* **Instructions to follow**: Search the data below for "Algorithms"; list each line that holds it.

* **Extracted records**:
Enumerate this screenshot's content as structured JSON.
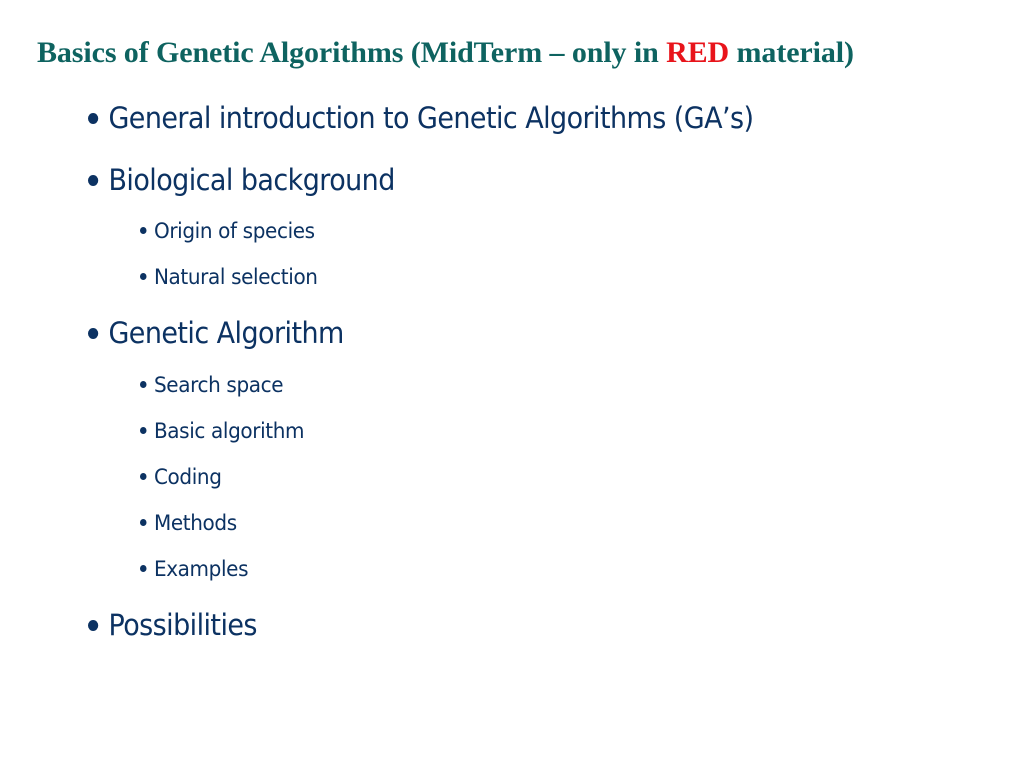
{
  "slide": {
    "title": {
      "prefix": "Basics of Genetic Algorithms (MidTerm – only in ",
      "highlight": "RED",
      "suffix": " material)",
      "color": "#0e6360",
      "highlight_color": "#e8141b"
    },
    "text_color": "#0c3262",
    "bullets": [
      {
        "level": 1,
        "text": "General introduction to Genetic Algorithms (GA’s)"
      },
      {
        "level": 1,
        "text": "Biological background"
      },
      {
        "level": 2,
        "text": "Origin of species"
      },
      {
        "level": 2,
        "text": "Natural selection"
      },
      {
        "level": 1,
        "text": "Genetic Algorithm"
      },
      {
        "level": 2,
        "text": "Search space"
      },
      {
        "level": 2,
        "text": "Basic algorithm"
      },
      {
        "level": 2,
        "text": "Coding"
      },
      {
        "level": 2,
        "text": "Methods"
      },
      {
        "level": 2,
        "text": "Examples"
      },
      {
        "level": 1,
        "text": "Possibilities"
      }
    ]
  }
}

* **Task answer**:
      "prefix": "Basics of Genetic Algorithms (MidTerm – only in ",
        "text": "General introduction to Genetic Algorithms (GA’s)"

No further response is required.